=== YOUR GOAL ===
Copy out every line that contains "placement".

>> Start

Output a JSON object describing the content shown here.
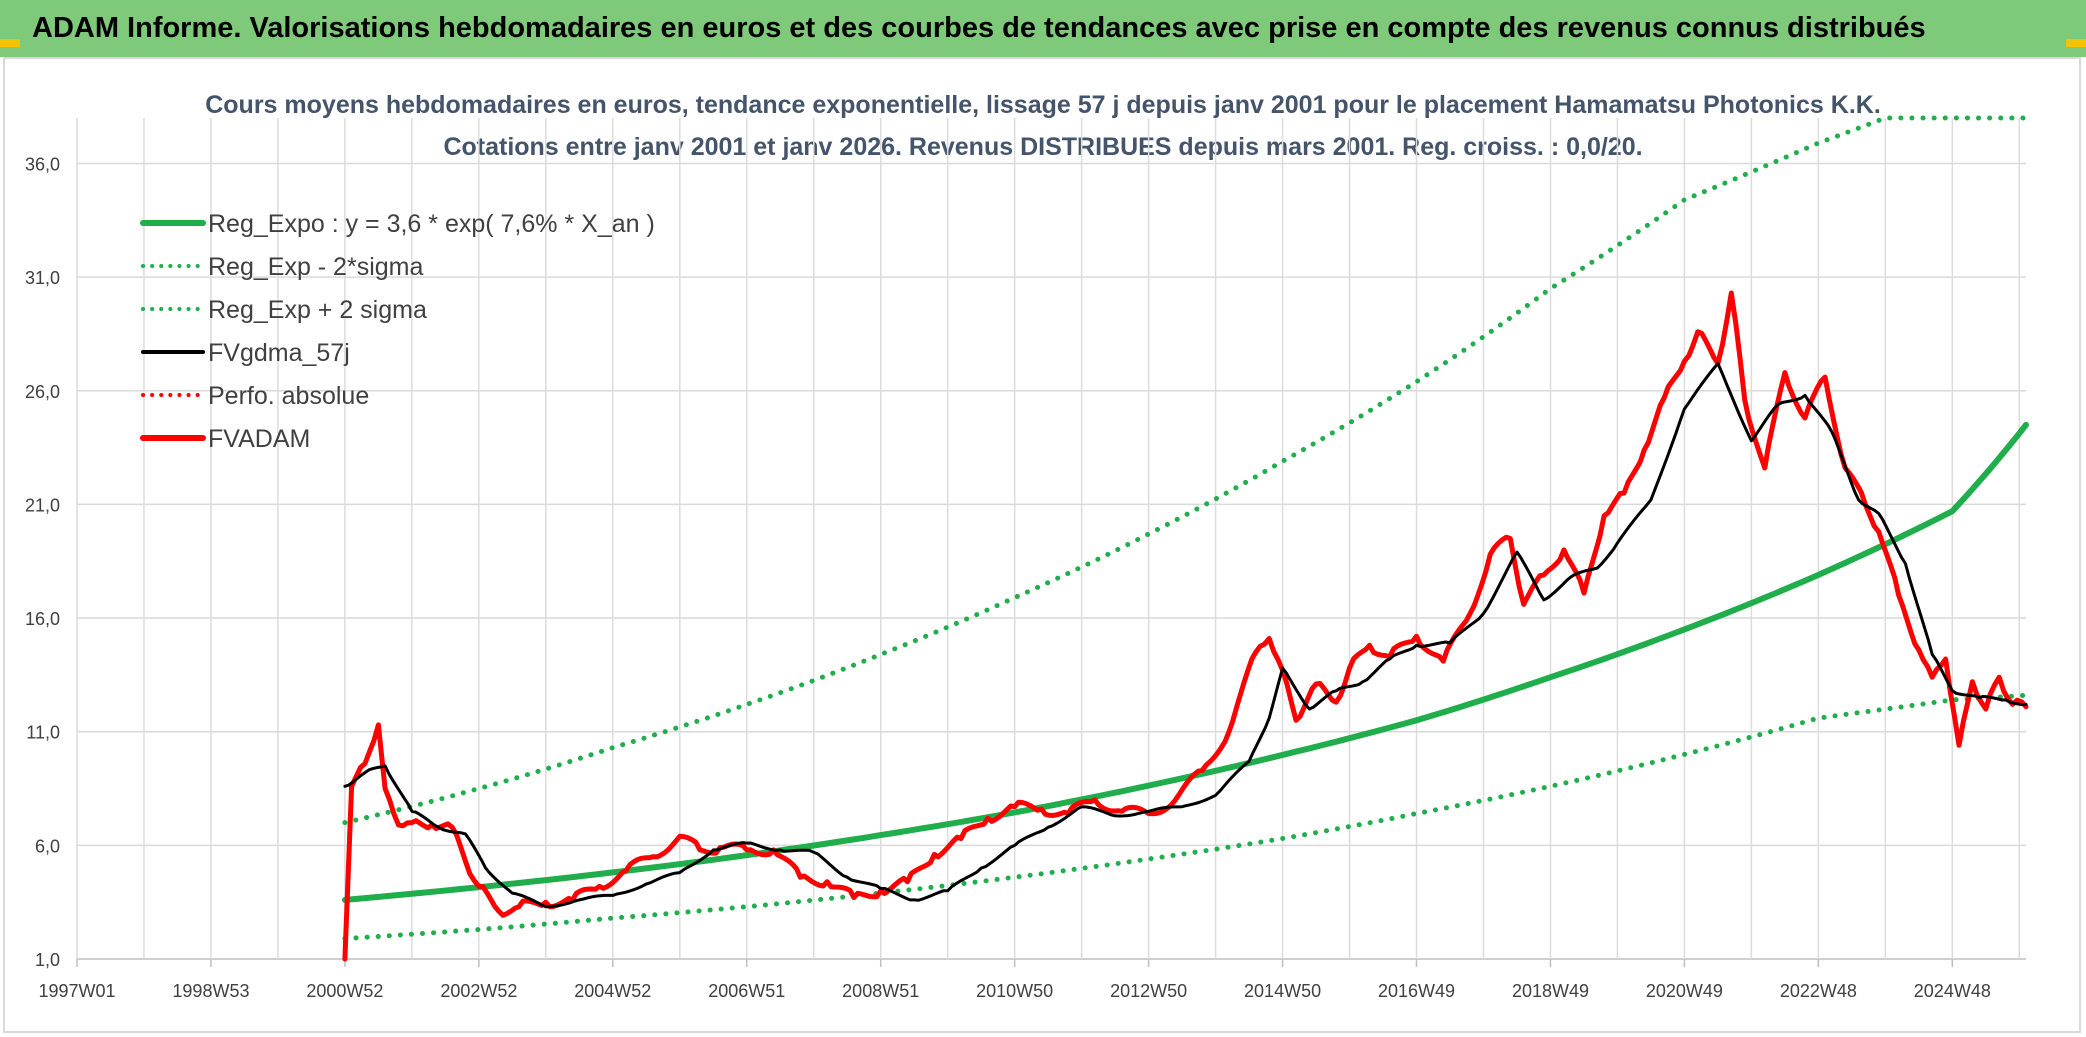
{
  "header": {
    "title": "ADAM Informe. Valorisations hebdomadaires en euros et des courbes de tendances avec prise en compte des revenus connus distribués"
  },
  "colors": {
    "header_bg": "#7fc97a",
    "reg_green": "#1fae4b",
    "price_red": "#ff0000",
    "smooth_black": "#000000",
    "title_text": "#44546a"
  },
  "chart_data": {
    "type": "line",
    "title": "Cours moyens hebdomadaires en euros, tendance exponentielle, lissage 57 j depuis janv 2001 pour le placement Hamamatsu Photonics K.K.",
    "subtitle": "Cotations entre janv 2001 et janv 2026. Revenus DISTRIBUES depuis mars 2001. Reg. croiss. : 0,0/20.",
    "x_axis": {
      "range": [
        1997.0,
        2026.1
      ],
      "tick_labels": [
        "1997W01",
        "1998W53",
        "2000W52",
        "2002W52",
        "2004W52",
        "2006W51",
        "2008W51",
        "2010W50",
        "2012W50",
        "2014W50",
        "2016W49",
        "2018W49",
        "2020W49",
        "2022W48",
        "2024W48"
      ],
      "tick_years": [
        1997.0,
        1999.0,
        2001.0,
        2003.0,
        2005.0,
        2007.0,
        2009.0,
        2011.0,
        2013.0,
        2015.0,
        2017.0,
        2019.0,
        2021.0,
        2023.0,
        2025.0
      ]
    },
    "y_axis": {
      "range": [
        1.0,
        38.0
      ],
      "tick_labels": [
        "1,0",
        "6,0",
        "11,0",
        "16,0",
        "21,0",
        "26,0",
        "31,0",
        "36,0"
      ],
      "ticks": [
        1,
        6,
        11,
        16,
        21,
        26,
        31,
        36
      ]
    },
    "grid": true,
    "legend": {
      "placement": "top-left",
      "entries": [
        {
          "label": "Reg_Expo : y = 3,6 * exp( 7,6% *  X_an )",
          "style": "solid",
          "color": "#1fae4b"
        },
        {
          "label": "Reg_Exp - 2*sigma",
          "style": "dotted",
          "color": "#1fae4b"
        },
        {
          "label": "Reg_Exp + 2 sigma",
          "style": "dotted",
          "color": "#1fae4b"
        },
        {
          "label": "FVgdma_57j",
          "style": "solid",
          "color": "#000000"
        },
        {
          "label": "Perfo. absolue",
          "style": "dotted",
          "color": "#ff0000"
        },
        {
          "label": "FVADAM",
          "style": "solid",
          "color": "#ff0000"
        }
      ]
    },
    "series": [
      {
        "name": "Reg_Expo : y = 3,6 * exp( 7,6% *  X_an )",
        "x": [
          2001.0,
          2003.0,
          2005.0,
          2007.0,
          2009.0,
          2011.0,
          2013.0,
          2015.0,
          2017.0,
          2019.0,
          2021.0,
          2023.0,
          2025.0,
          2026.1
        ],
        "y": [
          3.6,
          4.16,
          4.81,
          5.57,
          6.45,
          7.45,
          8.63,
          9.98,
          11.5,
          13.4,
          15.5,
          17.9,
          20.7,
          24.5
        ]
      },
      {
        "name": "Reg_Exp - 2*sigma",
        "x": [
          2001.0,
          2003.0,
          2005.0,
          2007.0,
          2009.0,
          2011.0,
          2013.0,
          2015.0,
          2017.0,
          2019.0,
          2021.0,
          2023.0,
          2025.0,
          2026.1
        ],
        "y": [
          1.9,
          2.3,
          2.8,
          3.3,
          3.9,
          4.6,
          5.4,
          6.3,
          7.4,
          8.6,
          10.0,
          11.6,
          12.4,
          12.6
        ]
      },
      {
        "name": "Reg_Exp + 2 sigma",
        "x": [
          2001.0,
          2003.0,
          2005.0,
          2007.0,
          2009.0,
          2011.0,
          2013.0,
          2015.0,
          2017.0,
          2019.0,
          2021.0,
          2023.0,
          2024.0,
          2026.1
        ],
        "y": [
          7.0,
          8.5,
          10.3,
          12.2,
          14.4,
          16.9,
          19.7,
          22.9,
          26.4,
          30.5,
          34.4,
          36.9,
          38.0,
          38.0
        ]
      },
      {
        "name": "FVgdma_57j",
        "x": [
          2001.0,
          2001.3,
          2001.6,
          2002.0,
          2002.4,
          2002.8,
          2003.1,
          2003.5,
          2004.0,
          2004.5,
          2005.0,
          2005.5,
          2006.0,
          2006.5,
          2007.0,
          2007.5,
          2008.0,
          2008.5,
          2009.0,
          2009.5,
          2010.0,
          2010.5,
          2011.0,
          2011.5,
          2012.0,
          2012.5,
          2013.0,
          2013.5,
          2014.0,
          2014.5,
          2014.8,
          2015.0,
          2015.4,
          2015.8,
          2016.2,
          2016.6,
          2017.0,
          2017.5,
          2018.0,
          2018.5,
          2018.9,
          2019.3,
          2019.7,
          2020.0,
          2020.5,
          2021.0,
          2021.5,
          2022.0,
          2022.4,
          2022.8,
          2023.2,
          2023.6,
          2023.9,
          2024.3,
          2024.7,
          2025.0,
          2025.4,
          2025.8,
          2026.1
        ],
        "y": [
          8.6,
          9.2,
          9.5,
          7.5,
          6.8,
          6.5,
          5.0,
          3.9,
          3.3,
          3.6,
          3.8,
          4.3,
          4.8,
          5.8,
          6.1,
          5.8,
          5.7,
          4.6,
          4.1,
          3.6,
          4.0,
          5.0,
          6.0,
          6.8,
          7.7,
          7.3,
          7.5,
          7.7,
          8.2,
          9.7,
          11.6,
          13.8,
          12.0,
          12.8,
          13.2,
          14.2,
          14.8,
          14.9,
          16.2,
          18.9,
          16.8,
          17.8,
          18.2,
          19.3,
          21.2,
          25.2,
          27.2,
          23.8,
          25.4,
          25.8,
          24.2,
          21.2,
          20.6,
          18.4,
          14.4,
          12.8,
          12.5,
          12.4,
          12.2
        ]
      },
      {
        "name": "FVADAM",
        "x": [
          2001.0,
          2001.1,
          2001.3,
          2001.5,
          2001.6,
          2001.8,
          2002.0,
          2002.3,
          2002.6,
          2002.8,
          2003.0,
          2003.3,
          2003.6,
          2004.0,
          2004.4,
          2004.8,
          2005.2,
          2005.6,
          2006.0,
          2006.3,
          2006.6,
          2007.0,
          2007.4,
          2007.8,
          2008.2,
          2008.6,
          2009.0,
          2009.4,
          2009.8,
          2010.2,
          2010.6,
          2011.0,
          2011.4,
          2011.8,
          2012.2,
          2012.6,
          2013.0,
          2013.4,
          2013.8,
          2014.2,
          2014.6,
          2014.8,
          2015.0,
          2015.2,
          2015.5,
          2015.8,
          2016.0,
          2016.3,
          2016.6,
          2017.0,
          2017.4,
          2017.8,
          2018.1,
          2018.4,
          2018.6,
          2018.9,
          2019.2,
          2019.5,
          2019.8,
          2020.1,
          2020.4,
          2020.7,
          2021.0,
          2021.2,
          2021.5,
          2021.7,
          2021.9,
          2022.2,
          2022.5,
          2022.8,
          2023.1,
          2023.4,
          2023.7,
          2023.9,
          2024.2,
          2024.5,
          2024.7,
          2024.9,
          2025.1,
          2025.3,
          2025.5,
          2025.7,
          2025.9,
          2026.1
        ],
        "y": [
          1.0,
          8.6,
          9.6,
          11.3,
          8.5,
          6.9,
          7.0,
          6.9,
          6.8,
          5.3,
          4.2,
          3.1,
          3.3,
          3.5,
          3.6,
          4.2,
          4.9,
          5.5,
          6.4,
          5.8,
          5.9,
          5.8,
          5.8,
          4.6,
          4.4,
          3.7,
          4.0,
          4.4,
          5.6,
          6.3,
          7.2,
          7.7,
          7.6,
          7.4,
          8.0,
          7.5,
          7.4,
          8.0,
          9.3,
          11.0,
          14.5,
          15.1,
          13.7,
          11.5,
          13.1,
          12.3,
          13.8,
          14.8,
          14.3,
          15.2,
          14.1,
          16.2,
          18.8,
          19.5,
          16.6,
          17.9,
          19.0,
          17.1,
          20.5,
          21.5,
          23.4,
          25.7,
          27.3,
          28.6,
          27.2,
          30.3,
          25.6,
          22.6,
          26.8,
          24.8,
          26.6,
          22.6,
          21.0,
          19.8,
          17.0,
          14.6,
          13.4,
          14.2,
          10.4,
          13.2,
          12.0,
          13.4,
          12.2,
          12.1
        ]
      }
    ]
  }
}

>> End
>> Start

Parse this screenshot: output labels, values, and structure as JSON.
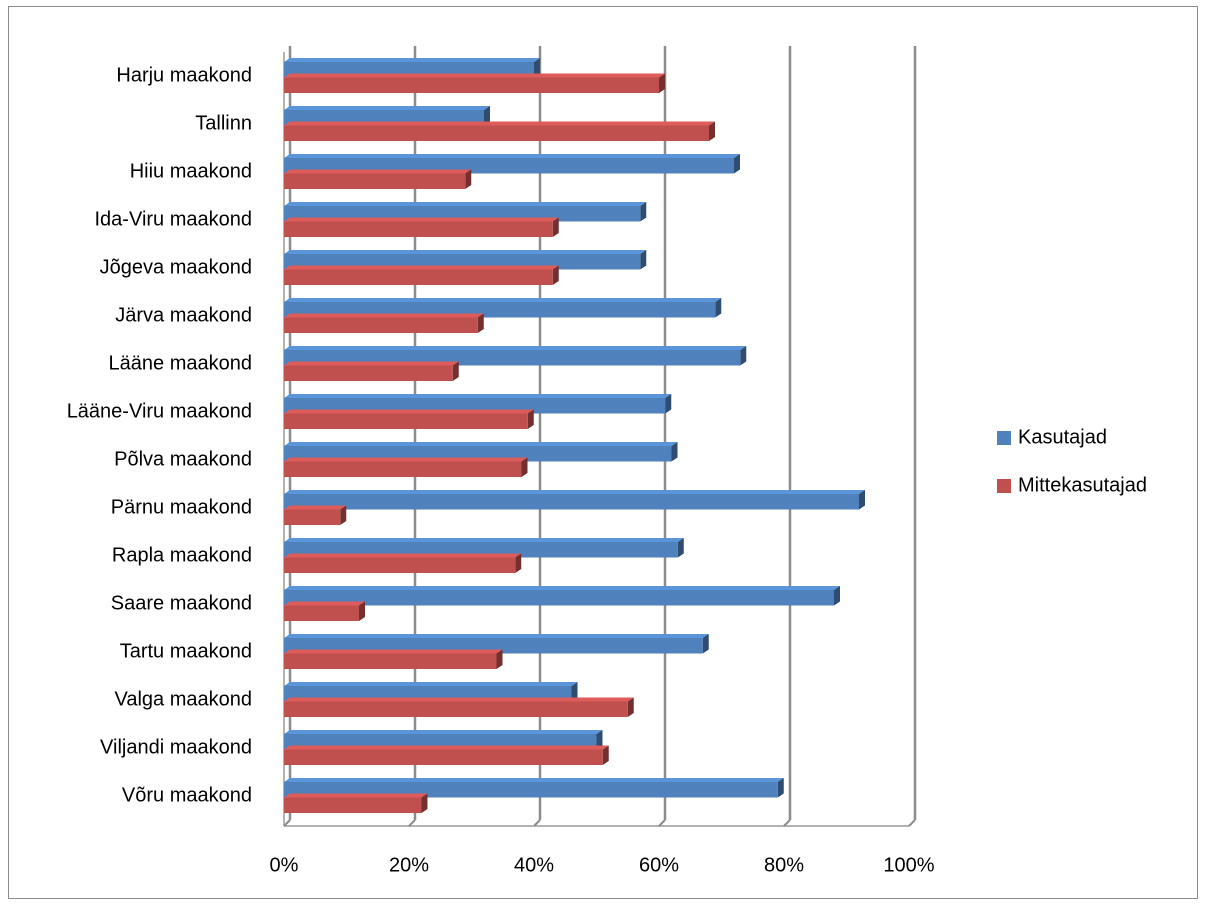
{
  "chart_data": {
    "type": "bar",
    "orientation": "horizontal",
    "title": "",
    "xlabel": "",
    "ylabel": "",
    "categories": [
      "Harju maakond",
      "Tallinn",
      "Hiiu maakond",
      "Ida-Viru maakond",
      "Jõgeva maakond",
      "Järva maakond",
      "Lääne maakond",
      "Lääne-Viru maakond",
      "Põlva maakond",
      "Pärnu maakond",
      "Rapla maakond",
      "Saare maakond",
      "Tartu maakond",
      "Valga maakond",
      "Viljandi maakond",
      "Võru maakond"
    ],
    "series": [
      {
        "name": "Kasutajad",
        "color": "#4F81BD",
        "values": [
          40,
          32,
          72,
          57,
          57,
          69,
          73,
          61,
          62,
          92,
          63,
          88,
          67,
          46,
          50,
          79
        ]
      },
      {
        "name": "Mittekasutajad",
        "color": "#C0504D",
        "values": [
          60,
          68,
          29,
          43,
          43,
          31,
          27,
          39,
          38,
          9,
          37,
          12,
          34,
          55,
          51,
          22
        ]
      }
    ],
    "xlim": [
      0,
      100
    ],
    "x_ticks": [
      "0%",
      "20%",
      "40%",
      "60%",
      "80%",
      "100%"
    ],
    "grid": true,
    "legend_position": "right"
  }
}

>> End
>> Start

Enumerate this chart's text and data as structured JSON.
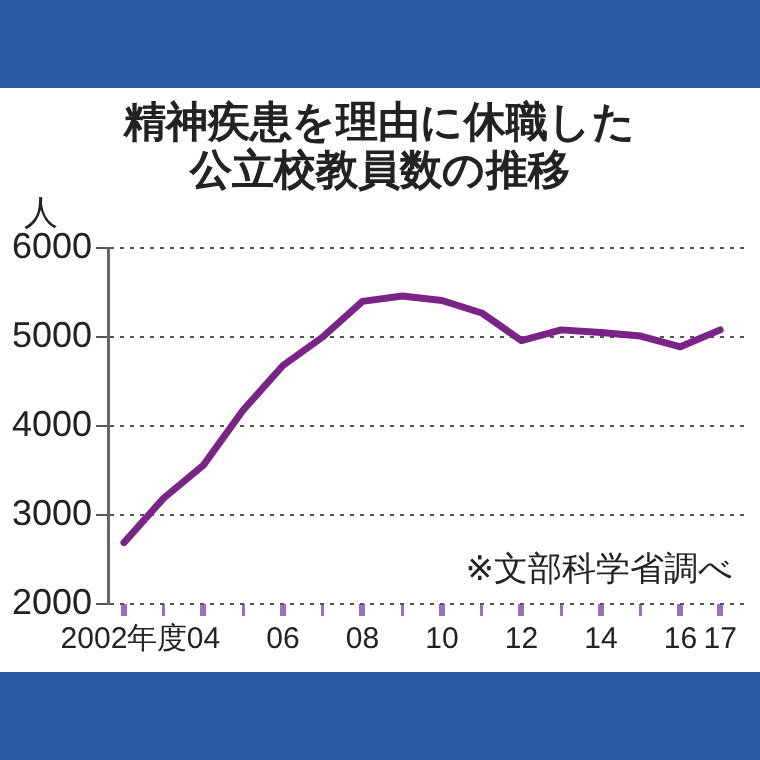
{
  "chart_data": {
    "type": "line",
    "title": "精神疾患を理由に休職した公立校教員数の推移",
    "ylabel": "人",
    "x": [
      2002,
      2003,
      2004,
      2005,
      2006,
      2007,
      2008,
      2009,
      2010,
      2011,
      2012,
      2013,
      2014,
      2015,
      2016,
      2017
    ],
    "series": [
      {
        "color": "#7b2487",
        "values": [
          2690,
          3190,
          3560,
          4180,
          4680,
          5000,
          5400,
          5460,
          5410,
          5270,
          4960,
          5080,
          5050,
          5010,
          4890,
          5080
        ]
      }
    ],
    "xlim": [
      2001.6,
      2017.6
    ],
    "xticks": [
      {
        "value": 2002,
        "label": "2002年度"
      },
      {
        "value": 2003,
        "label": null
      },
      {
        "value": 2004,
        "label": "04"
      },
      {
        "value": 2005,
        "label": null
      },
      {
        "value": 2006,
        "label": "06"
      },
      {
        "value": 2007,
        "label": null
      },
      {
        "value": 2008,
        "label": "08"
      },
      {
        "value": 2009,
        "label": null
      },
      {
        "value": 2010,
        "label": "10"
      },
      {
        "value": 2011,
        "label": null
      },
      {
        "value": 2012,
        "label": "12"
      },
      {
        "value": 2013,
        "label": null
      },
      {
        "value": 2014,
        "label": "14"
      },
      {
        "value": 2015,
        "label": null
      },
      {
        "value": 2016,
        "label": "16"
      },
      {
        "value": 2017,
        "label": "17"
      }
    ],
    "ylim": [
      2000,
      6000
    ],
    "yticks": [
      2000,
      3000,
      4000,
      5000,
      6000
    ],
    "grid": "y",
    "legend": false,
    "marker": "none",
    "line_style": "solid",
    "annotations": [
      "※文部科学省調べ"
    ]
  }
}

>> End

=== RESPONSE TO THE EXERCISE ===
    "title": "Cours moyens hebdomadaires en euros, tendance exponentielle, lissage 57 j depuis janv 2001 pour le placement Hamamatsu Photonics K.K.",
      "placement": "top-left",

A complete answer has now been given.